---------- Exercise inputs ----------

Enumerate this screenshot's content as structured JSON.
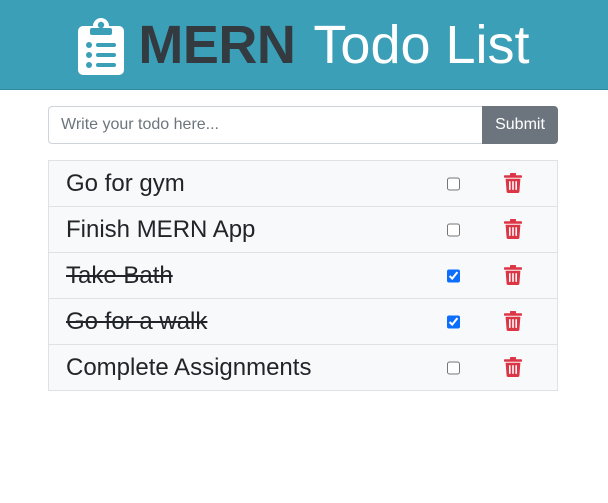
{
  "header": {
    "icon": "clipboard-list-icon",
    "title_bold": "MERN",
    "title_light": "Todo List",
    "background": "#3b9fb7"
  },
  "form": {
    "placeholder": "Write your todo here...",
    "value": "",
    "submit_label": "Submit"
  },
  "todos": [
    {
      "text": "Go for gym",
      "completed": false
    },
    {
      "text": "Finish MERN App",
      "completed": false
    },
    {
      "text": "Take Bath",
      "completed": true
    },
    {
      "text": "Go for a walk",
      "completed": true
    },
    {
      "text": "Complete Assignments",
      "completed": false
    }
  ],
  "icons": {
    "delete": "trash-icon",
    "delete_color": "#dc3545"
  }
}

----------

• _Your task_
Which lines include the word "MERN"? Copy every one of them.

• _Complete output_
    "title_bold": "MERN",
      "text": "Finish MERN App",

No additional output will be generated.